#### Task prompt
Filter the entries below, keeping only lines with the word "الطلب".

## start Provided information

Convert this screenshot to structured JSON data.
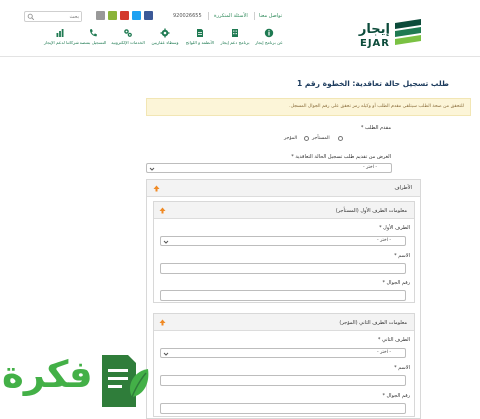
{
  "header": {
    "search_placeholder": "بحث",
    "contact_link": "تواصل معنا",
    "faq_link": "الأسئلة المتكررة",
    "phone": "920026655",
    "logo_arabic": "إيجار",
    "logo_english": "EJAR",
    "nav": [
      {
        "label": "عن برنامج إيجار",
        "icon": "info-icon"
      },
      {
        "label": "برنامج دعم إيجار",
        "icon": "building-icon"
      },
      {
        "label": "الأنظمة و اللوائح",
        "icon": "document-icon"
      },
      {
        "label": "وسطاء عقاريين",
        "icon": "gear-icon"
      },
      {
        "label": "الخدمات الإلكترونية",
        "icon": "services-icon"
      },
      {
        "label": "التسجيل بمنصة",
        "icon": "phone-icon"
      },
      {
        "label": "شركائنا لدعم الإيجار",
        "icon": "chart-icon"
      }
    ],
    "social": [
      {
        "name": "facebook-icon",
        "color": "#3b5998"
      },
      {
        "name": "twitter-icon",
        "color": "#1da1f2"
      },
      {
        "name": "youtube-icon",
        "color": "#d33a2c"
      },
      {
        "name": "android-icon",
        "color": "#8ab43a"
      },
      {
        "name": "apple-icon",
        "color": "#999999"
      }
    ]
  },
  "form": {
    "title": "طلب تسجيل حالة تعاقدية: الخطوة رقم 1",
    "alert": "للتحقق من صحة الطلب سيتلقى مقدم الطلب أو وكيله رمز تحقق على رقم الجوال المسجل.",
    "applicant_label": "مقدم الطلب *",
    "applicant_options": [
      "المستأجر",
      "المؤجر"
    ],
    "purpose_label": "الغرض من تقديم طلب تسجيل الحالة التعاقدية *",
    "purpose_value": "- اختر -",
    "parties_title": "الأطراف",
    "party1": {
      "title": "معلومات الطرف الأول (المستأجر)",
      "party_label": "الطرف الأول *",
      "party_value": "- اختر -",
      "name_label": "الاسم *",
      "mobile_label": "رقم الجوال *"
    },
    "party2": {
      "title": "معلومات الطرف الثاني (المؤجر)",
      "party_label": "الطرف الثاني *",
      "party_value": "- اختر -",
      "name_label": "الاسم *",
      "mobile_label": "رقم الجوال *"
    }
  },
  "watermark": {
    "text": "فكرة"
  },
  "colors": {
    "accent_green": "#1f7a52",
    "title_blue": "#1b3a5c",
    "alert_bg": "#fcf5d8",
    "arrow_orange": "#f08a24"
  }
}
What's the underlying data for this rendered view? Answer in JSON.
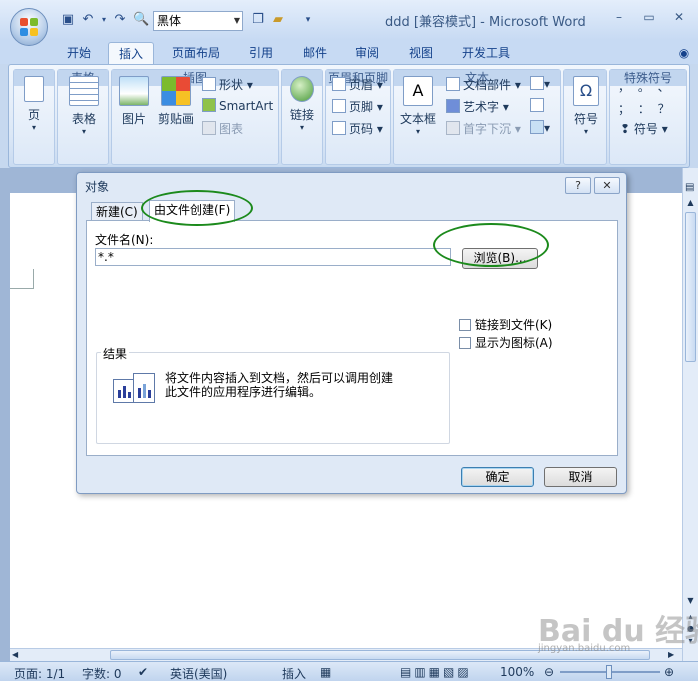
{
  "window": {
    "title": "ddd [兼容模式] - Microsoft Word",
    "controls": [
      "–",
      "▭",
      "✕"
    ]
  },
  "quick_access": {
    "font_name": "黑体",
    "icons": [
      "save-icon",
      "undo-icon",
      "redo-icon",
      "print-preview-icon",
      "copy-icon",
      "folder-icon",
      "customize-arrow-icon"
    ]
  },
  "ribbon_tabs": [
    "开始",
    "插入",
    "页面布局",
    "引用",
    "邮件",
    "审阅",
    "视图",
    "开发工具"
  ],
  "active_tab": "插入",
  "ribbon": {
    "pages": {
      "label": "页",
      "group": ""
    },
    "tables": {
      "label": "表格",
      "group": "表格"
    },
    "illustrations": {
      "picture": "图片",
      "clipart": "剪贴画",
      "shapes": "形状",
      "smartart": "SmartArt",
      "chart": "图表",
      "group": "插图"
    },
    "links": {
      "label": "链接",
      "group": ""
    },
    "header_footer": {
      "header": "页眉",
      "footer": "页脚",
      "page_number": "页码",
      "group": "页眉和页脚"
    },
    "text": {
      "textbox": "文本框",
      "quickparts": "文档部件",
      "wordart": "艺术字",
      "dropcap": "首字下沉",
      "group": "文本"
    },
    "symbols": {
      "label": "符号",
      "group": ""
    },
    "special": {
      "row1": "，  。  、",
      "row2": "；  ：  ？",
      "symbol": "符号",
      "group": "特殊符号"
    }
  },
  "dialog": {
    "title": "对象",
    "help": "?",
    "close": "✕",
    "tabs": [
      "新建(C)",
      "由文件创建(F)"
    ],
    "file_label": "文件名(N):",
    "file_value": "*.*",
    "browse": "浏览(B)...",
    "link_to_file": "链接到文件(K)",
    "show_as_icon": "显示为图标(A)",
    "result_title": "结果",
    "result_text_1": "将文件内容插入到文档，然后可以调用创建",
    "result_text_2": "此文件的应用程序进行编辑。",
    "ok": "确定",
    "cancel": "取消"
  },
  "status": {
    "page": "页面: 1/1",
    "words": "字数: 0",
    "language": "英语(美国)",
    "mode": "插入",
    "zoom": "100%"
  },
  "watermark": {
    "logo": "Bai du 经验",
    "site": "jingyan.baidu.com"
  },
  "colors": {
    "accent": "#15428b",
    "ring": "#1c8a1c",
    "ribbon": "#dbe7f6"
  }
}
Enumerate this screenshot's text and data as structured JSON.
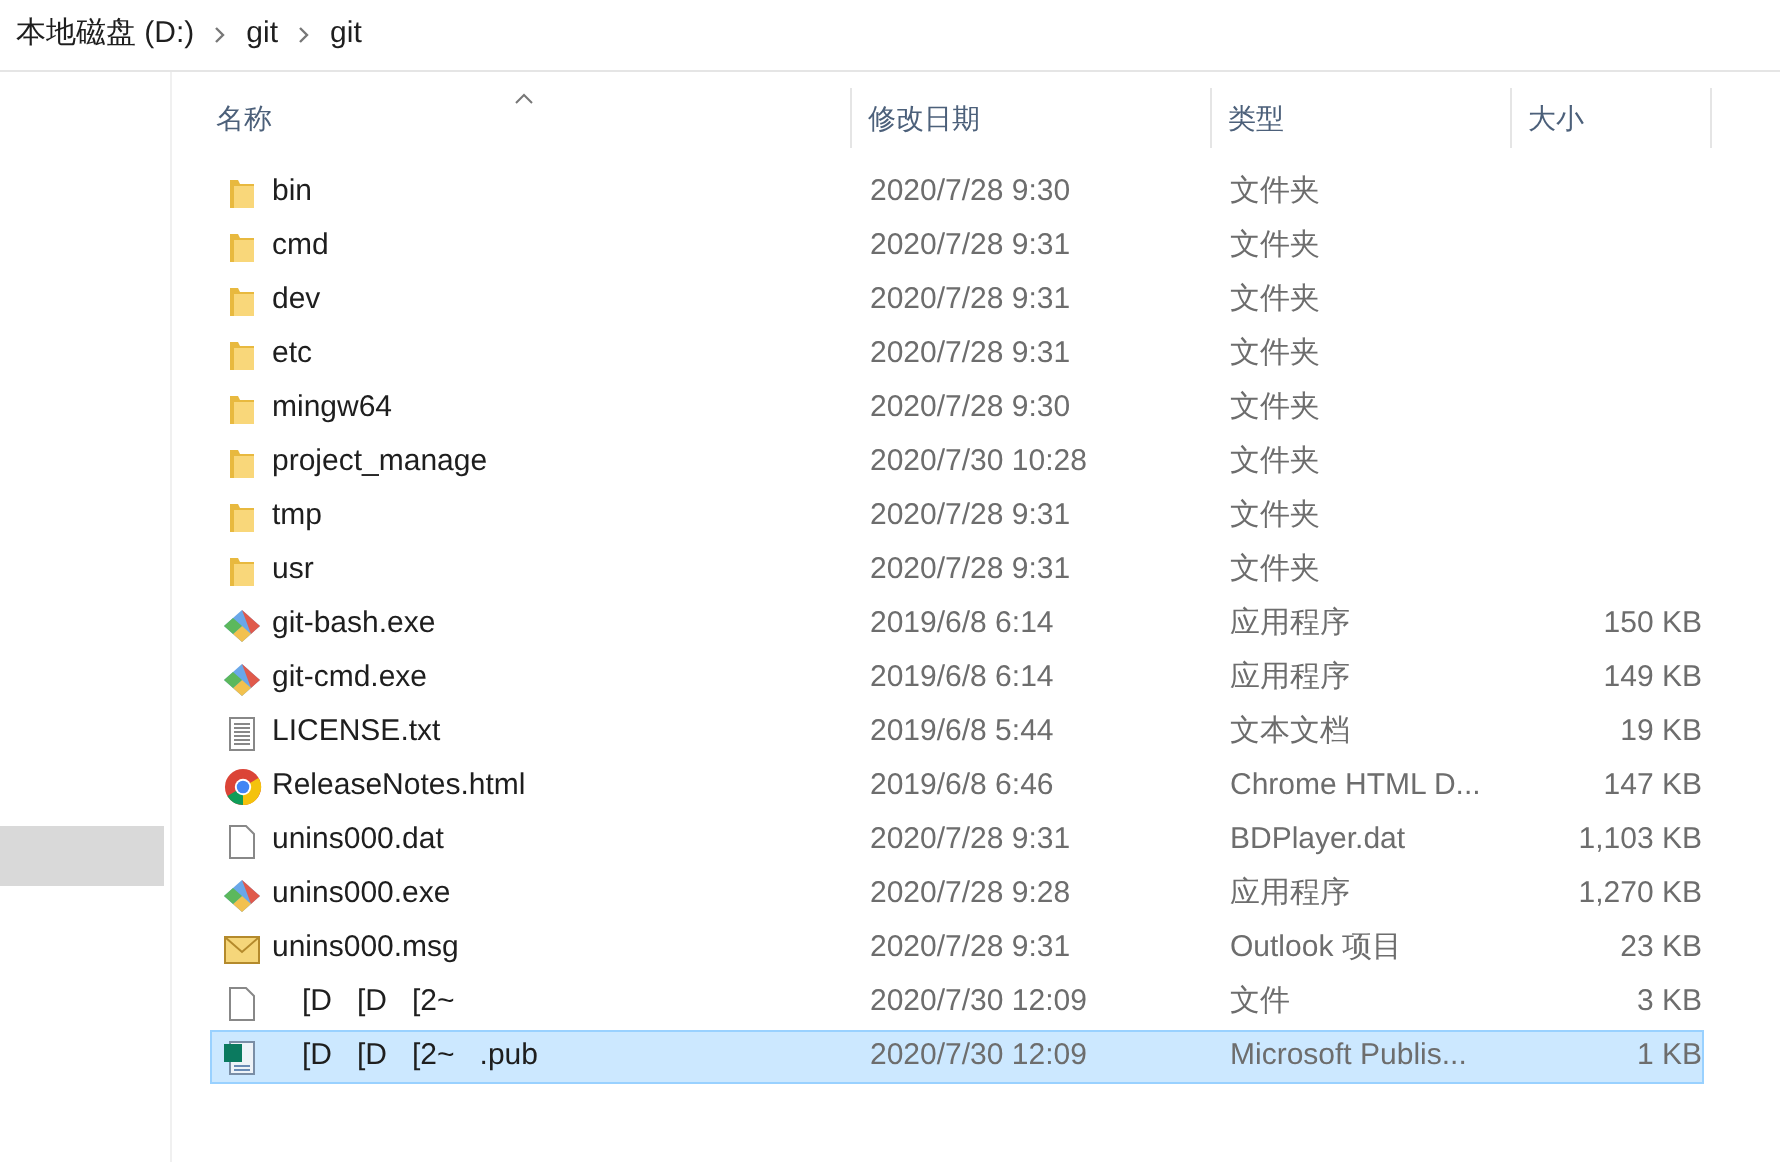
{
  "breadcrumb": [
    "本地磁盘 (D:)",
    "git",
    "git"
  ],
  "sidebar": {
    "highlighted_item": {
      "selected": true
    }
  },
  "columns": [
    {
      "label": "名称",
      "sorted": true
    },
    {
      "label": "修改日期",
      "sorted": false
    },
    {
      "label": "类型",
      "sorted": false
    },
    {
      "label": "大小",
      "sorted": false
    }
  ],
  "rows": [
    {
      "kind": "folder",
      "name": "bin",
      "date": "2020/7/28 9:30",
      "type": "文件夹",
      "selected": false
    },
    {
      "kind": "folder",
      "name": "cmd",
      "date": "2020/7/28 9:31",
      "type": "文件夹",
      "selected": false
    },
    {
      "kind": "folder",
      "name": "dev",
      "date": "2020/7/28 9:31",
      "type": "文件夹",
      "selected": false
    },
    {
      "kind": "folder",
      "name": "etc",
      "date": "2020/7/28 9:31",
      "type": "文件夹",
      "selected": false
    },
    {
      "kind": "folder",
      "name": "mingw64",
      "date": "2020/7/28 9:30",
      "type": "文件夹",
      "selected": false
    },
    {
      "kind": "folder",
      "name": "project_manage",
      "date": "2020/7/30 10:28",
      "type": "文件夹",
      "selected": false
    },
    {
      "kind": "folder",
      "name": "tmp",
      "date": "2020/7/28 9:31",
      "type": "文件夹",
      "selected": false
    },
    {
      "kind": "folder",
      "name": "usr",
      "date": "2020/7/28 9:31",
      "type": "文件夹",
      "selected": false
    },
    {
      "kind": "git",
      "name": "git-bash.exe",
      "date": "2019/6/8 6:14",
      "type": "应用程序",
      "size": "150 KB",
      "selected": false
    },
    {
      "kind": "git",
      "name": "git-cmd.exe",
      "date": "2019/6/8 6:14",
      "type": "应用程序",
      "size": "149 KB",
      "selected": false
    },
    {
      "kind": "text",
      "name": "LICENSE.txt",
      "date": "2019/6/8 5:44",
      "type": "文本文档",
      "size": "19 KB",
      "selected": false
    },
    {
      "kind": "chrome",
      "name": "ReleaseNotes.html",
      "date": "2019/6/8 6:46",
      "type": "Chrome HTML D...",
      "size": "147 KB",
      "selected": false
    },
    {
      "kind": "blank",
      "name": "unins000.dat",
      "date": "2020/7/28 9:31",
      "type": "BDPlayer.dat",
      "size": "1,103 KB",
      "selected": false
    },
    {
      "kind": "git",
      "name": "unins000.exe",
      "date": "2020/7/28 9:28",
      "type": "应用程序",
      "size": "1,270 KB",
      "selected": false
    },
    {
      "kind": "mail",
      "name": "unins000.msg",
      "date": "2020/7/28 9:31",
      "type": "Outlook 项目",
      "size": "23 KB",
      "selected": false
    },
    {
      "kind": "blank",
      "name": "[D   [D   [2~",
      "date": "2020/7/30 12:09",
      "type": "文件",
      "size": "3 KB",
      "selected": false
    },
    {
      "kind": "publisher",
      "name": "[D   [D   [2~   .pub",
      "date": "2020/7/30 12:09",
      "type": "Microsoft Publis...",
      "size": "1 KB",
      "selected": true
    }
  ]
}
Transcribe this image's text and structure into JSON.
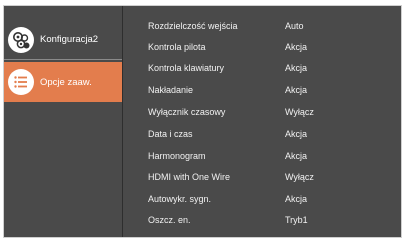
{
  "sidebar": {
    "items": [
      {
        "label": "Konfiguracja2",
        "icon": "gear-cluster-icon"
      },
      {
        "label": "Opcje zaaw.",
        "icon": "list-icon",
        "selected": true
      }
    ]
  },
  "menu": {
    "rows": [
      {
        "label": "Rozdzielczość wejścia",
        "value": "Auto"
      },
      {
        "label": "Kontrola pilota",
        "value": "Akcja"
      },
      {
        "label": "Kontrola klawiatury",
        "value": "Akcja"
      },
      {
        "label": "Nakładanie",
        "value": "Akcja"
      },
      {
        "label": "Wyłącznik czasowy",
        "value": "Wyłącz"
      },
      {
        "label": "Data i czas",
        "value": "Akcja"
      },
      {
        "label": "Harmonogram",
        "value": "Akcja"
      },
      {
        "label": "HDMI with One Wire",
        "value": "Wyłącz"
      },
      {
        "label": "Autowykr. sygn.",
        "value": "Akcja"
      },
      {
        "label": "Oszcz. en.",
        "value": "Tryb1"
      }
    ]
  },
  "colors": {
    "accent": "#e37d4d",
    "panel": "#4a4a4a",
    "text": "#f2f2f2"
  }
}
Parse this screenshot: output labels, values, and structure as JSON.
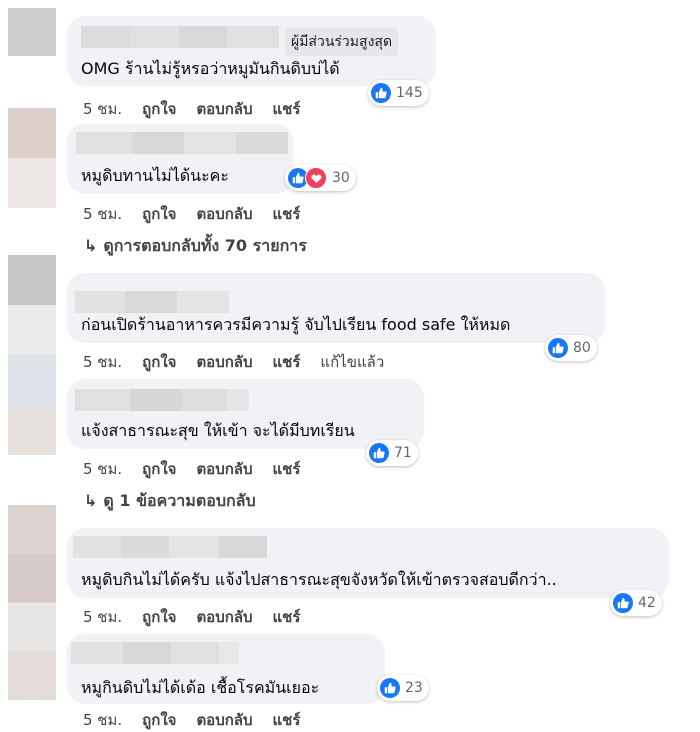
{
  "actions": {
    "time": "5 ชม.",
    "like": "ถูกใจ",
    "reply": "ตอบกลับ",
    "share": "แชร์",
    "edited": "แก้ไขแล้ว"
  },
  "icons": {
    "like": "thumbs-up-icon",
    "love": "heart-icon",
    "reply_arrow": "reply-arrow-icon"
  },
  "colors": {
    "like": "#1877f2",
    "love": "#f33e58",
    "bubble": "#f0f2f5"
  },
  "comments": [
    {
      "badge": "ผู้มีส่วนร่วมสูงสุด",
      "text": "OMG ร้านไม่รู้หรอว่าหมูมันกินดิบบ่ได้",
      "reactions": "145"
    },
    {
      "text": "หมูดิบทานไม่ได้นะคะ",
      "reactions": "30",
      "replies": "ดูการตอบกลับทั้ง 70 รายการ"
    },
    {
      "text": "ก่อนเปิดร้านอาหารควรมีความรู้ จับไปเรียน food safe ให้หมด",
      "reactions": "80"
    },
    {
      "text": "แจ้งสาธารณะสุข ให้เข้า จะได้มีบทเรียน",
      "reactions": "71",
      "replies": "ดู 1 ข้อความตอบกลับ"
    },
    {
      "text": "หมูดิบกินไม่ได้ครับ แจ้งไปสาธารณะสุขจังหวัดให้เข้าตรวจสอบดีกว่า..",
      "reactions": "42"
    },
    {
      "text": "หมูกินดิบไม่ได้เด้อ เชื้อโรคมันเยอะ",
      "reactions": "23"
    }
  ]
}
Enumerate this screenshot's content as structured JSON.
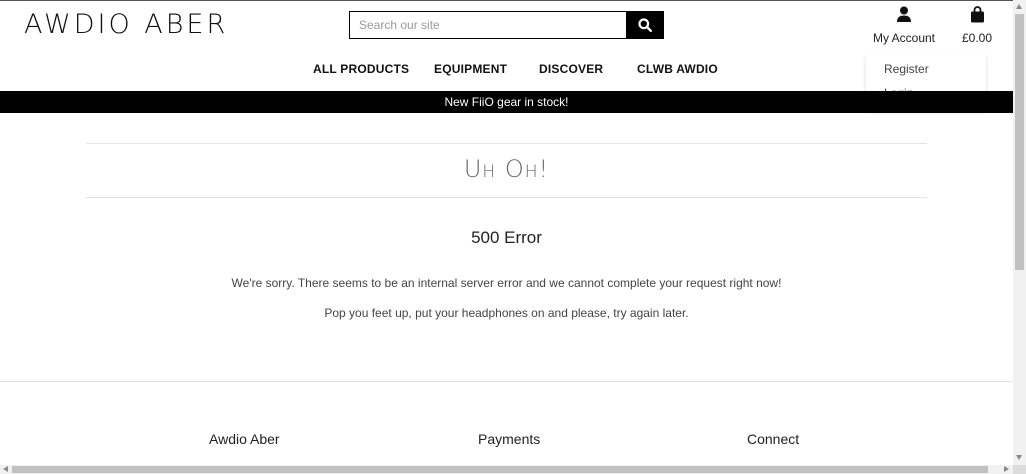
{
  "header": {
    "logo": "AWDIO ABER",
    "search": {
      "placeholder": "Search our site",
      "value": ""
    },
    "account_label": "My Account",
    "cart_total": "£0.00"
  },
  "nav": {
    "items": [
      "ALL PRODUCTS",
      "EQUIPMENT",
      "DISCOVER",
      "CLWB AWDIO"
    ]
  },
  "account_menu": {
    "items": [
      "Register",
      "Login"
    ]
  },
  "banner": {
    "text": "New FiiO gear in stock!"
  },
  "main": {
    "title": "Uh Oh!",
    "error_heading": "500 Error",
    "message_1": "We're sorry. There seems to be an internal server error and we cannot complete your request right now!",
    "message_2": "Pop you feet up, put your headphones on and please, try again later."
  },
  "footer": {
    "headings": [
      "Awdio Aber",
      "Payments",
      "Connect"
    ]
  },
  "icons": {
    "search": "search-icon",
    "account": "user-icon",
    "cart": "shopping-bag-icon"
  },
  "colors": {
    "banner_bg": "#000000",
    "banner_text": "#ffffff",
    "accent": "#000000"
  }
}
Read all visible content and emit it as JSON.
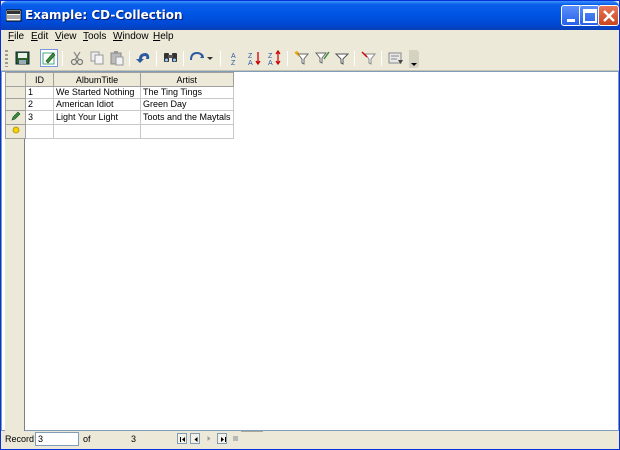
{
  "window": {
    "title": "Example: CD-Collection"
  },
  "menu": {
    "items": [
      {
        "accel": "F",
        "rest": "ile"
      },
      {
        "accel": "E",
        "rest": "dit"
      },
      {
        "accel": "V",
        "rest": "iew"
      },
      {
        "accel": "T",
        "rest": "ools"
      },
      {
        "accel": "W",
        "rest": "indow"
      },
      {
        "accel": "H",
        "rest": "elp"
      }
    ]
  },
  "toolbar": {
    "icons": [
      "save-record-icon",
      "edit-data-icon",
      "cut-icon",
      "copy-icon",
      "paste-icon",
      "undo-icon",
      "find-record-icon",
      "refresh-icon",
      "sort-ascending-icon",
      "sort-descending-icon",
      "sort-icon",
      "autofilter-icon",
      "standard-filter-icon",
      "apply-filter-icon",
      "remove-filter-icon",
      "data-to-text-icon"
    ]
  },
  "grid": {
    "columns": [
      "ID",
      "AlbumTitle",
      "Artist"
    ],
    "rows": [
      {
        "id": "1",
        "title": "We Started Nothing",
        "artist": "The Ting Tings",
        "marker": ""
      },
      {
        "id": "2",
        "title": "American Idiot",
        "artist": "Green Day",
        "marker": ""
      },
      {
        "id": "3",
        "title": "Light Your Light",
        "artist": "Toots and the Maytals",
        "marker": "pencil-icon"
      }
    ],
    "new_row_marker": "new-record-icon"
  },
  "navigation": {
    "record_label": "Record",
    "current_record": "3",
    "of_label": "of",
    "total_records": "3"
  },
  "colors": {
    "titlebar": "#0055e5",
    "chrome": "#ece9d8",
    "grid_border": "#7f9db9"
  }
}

## end Provided information

#### Answer to the task
    "alert": "للتحقق من صحة الطلب سيتلقى مقدم الطلب أو وكيله رمز تحقق على رقم الجوال المسجل.",
    "applicant_label": "مقدم الطلب *",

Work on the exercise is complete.